-- BEGIN Extracted data --

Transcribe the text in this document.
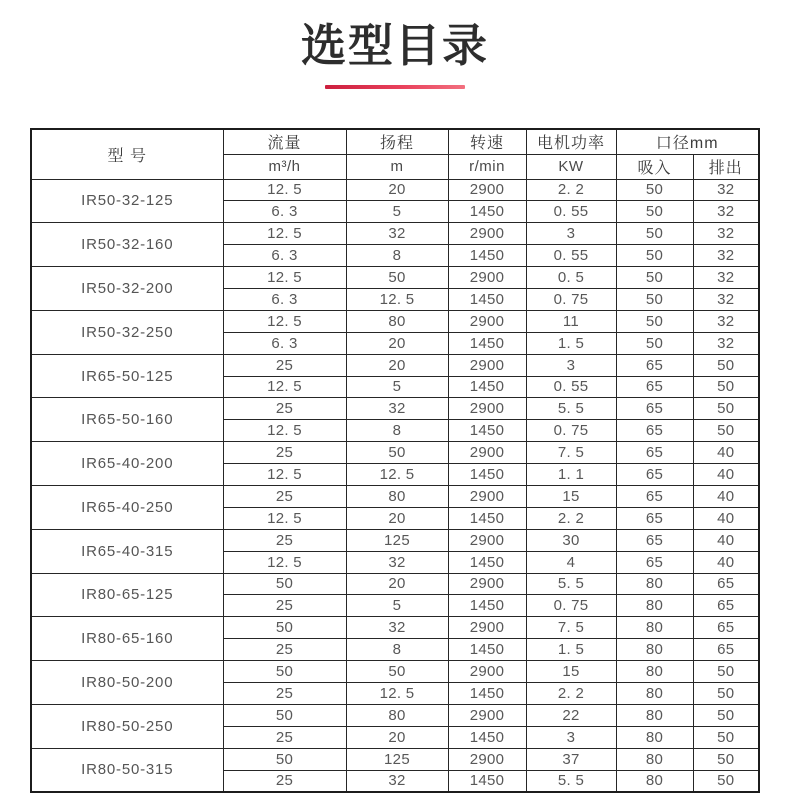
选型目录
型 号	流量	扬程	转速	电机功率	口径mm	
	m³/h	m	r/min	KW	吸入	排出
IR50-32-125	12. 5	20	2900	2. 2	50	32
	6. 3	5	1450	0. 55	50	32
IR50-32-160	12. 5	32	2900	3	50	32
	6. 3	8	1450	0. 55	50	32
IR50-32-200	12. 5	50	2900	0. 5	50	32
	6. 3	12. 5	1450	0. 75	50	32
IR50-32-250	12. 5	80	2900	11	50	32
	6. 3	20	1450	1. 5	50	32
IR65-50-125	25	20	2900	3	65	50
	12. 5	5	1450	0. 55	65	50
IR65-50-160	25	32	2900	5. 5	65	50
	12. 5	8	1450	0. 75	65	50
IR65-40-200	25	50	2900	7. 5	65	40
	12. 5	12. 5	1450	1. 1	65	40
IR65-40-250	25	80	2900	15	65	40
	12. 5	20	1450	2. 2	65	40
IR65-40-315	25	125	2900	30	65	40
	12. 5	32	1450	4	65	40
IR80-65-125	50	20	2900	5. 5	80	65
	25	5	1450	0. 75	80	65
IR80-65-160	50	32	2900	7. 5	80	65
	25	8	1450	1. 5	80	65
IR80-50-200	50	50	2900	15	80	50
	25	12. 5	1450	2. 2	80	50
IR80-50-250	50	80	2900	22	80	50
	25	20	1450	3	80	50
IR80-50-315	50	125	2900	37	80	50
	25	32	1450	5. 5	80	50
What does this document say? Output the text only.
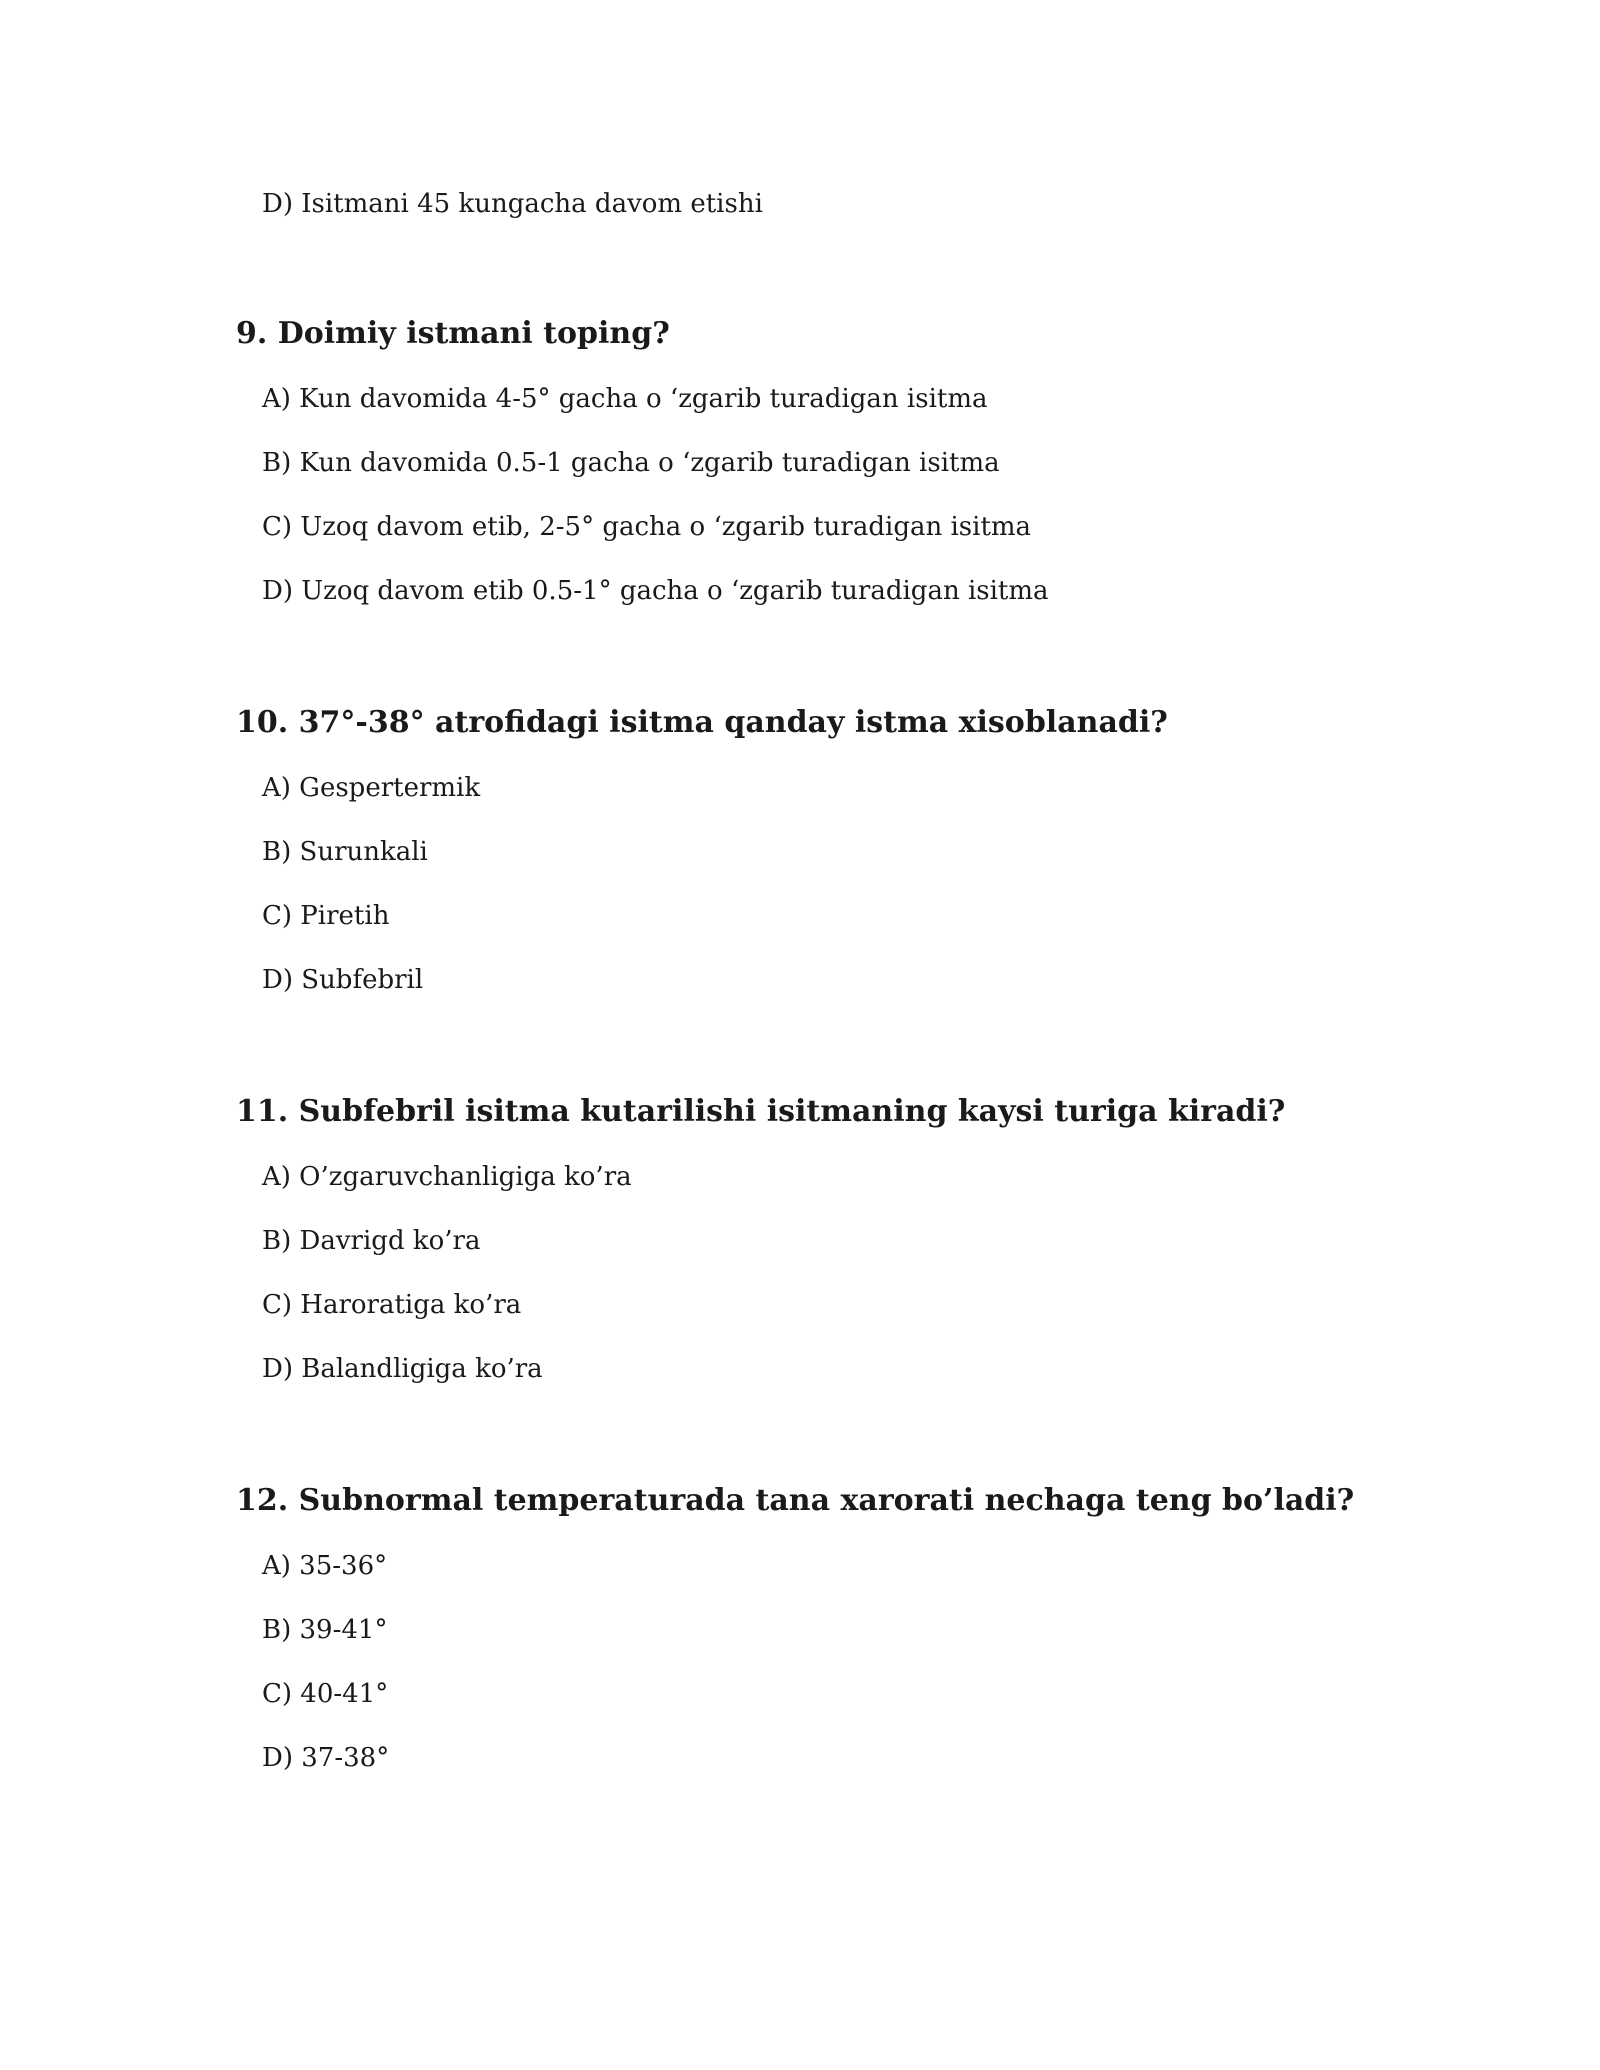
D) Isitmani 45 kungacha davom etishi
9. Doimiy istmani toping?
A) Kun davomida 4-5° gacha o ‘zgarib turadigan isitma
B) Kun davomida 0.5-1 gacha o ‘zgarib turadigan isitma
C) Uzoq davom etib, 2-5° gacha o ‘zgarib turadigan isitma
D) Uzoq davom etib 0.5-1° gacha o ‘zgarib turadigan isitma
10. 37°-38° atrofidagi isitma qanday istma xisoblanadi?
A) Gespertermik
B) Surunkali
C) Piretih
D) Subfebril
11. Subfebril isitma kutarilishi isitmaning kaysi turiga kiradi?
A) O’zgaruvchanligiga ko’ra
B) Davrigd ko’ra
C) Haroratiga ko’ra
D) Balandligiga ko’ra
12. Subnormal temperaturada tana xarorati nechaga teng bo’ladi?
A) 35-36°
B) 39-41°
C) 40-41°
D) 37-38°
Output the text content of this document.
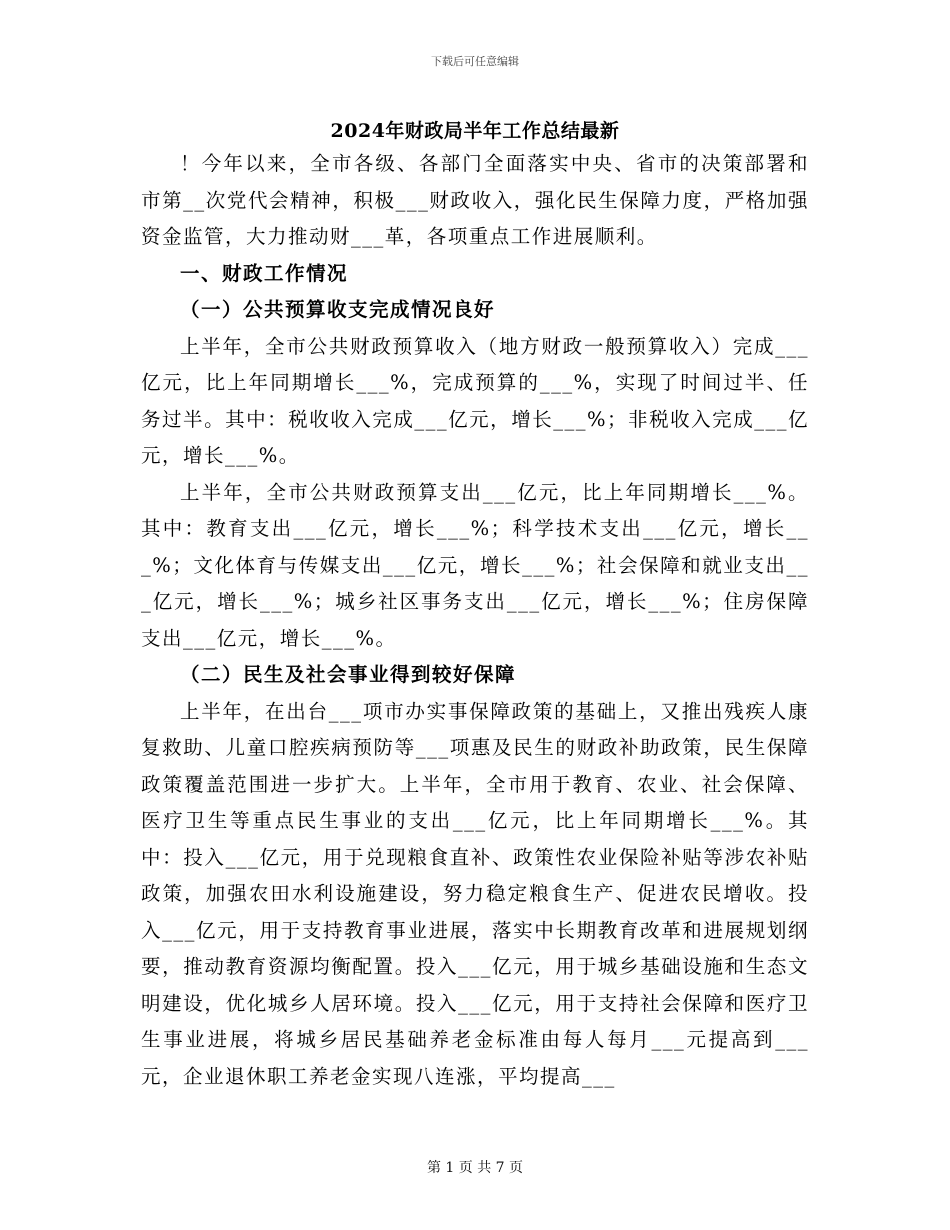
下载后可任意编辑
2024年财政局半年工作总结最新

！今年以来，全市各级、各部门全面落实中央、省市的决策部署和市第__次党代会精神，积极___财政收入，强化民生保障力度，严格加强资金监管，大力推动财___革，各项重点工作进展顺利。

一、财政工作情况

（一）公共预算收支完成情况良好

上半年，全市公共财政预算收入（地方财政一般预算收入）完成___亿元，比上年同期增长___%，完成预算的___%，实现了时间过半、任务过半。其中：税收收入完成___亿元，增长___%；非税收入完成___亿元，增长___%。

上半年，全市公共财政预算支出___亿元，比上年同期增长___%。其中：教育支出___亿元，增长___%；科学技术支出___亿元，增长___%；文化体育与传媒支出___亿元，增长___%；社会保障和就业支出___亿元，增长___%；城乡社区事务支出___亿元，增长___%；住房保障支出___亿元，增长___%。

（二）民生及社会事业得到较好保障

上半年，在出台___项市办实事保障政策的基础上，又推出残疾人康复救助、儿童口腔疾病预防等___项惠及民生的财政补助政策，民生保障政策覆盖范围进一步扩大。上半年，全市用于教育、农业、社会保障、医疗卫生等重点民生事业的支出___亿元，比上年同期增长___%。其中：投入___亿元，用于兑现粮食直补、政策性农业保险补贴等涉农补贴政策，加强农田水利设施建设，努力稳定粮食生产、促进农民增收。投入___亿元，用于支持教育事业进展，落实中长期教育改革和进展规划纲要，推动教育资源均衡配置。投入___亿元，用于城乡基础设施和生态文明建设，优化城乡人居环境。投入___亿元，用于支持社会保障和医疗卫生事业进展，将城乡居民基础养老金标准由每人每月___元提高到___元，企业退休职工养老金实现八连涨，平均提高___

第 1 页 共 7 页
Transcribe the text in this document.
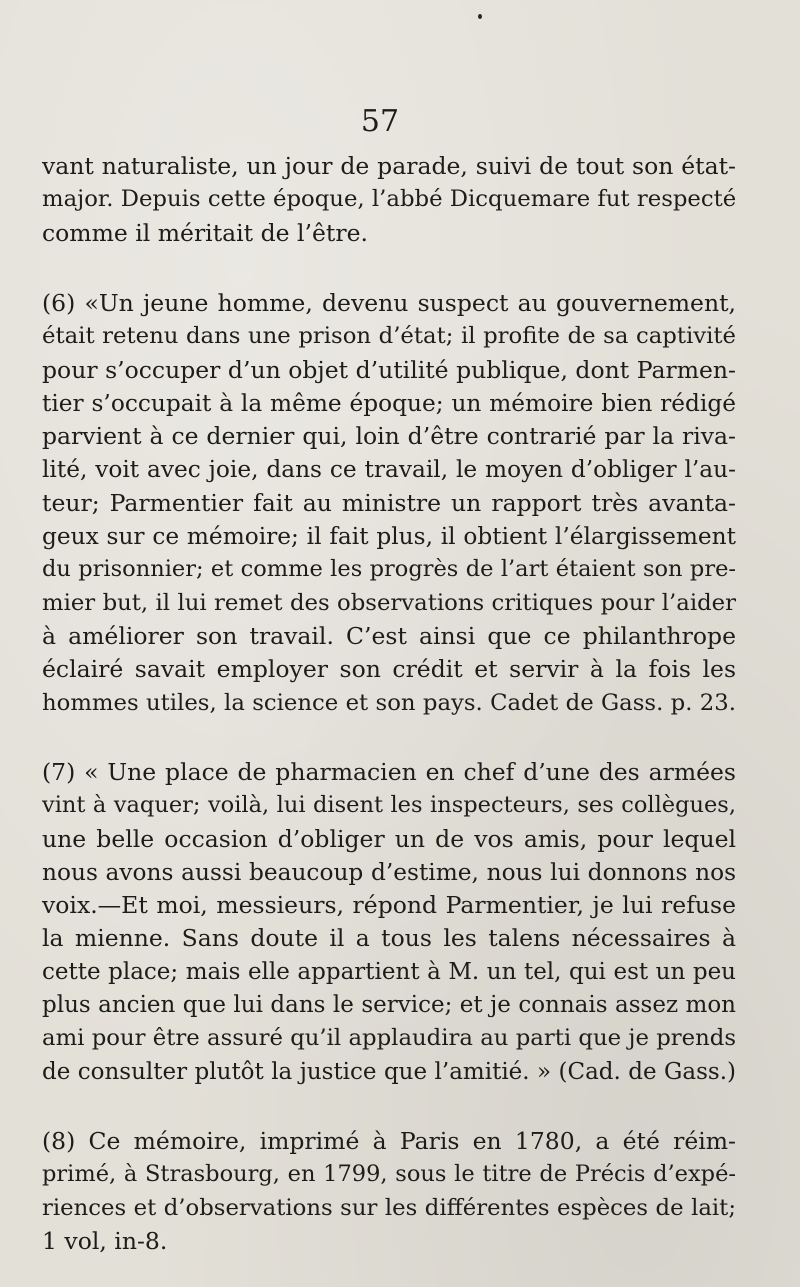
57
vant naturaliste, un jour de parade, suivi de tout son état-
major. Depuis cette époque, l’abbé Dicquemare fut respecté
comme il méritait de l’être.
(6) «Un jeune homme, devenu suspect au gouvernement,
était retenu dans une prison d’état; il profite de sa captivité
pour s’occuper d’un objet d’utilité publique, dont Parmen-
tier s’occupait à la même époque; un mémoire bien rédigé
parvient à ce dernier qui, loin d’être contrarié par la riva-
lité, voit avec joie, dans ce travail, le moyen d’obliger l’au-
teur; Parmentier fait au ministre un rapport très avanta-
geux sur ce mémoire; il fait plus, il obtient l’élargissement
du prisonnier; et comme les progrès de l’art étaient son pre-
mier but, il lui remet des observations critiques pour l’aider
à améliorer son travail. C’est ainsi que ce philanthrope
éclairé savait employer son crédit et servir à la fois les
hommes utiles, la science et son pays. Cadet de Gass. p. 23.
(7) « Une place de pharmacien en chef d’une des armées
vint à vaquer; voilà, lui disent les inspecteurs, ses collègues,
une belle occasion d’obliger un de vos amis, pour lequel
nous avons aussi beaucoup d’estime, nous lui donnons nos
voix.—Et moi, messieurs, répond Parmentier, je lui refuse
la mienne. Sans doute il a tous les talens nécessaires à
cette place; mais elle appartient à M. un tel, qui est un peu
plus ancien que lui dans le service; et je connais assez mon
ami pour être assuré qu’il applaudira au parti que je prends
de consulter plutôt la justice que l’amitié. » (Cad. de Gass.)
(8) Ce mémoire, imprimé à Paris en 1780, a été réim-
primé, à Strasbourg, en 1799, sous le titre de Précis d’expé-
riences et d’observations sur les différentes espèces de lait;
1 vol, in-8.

-- END Extracted data --

Task goal: Quote every line of the records above exactly; no picture is to be copied.

The result:
Transcribe the text in this document.
选型目录
型 号	流量	扬程	转速	电机功率	口径mm	
	m³/h	m	r/min	KW	吸入	排出
IR50-32-125	12. 5	20	2900	2. 2	50	32
	6. 3	5	1450	0. 55	50	32
IR50-32-160	12. 5	32	2900	3	50	32
	6. 3	8	1450	0. 55	50	32
IR50-32-200	12. 5	50	2900	0. 5	50	32
	6. 3	12. 5	1450	0. 75	50	32
IR50-32-250	12. 5	80	2900	11	50	32
	6. 3	20	1450	1. 5	50	32
IR65-50-125	25	20	2900	3	65	50
	12. 5	5	1450	0. 55	65	50
IR65-50-160	25	32	2900	5. 5	65	50
	12. 5	8	1450	0. 75	65	50
IR65-40-200	25	50	2900	7. 5	65	40
	12. 5	12. 5	1450	1. 1	65	40
IR65-40-250	25	80	2900	15	65	40
	12. 5	20	1450	2. 2	65	40
IR65-40-315	25	125	2900	30	65	40
	12. 5	32	1450	4	65	40
IR80-65-125	50	20	2900	5. 5	80	65
	25	5	1450	0. 75	80	65
IR80-65-160	50	32	2900	7. 5	80	65
	25	8	1450	1. 5	80	65
IR80-50-200	50	50	2900	15	80	50
	25	12. 5	1450	2. 2	80	50
IR80-50-250	50	80	2900	22	80	50
	25	20	1450	3	80	50
IR80-50-315	50	125	2900	37	80	50
	25	32	1450	5. 5	80	50
What does this document say? Output the text only.
D) Isitmani 45 kungacha davom etishi
9. Doimiy istmani toping?
A) Kun davomida 4-5° gacha o ‘zgarib turadigan isitma
B) Kun davomida 0.5-1 gacha o ‘zgarib turadigan isitma
C) Uzoq davom etib, 2-5° gacha o ‘zgarib turadigan isitma
D) Uzoq davom etib 0.5-1° gacha o ‘zgarib turadigan isitma
10. 37°-38° atrofidagi isitma qanday istma xisoblanadi?
A) Gespertermik
B) Surunkali
C) Piretih
D) Subfebril
11. Subfebril isitma kutarilishi isitmaning kaysi turiga kiradi?
A) O’zgaruvchanligiga ko’ra
B) Davrigd ko’ra
C) Haroratiga ko’ra
D) Balandligiga ko’ra
12. Subnormal temperaturada tana xarorati nechaga teng bo’ladi?
A) 35-36°
B) 39-41°
C) 40-41°
D) 37-38°
Output the text content of this document.
下载后可任意编辑
2024年财政局半年工作总结最新

！今年以来，全市各级、各部门全面落实中央、省市的决策部署和市第__次党代会精神，积极___财政收入，强化民生保障力度，严格加强资金监管，大力推动财___革，各项重点工作进展顺利。

一、财政工作情况

（一）公共预算收支完成情况良好

上半年，全市公共财政预算收入（地方财政一般预算收入）完成___亿元，比上年同期增长___%，完成预算的___%，实现了时间过半、任务过半。其中：税收收入完成___亿元，增长___%；非税收入完成___亿元，增长___%。

上半年，全市公共财政预算支出___亿元，比上年同期增长___%。其中：教育支出___亿元，增长___%；科学技术支出___亿元，增长___%；文化体育与传媒支出___亿元，增长___%；社会保障和就业支出___亿元，增长___%；城乡社区事务支出___亿元，增长___%；住房保障支出___亿元，增长___%。

（二）民生及社会事业得到较好保障

上半年，在出台___项市办实事保障政策的基础上，又推出残疾人康复救助、儿童口腔疾病预防等___项惠及民生的财政补助政策，民生保障政策覆盖范围进一步扩大。上半年，全市用于教育、农业、社会保障、医疗卫生等重点民生事业的支出___亿元，比上年同期增长___%。其中：投入___亿元，用于兑现粮食直补、政策性农业保险补贴等涉农补贴政策，加强农田水利设施建设，努力稳定粮食生产、促进农民增收。投入___亿元，用于支持教育事业进展，落实中长期教育改革和进展规划纲要，推动教育资源均衡配置。投入___亿元，用于城乡基础设施和生态文明建设，优化城乡人居环境。投入___亿元，用于支持社会保障和医疗卫生事业进展，将城乡居民基础养老金标准由每人每月___元提高到___元，企业退休职工养老金实现八连涨，平均提高___

第 1 页 共 7 页
Transcribe the text in this document.
57
vant naturaliste, un jour de parade, suivi de tout son état-
major. Depuis cette époque, l’abbé Dicquemare fut respecté
comme il méritait de l’être.
(6) «Un jeune homme, devenu suspect au gouvernement,
était retenu dans une prison d’état; il profite de sa captivité
pour s’occuper d’un objet d’utilité publique, dont Parmen-
tier s’occupait à la même époque; un mémoire bien rédigé
parvient à ce dernier qui, loin d’être contrarié par la riva-
lité, voit avec joie, dans ce travail, le moyen d’obliger l’au-
teur; Parmentier fait au ministre un rapport très avanta-
geux sur ce mémoire; il fait plus, il obtient l’élargissement
du prisonnier; et comme les progrès de l’art étaient son pre-
mier but, il lui remet des observations critiques pour l’aider
à améliorer son travail. C’est ainsi que ce philanthrope
éclairé savait employer son crédit et servir à la fois les
hommes utiles, la science et son pays. Cadet de Gass. p. 23.
(7) « Une place de pharmacien en chef d’une des armées
vint à vaquer; voilà, lui disent les inspecteurs, ses collègues,
une belle occasion d’obliger un de vos amis, pour lequel
nous avons aussi beaucoup d’estime, nous lui donnons nos
voix.—Et moi, messieurs, répond Parmentier, je lui refuse
la mienne. Sans doute il a tous les talens nécessaires à
cette place; mais elle appartient à M. un tel, qui est un peu
plus ancien que lui dans le service; et je connais assez mon
ami pour être assuré qu’il applaudira au parti que je prends
de consulter plutôt la justice que l’amitié. » (Cad. de Gass.)
(8) Ce mémoire, imprimé à Paris en 1780, a été réim-
primé, à Strasbourg, en 1799, sous le titre de Précis d’expé-
riences et d’observations sur les différentes espèces de lait;
1 vol, in-8.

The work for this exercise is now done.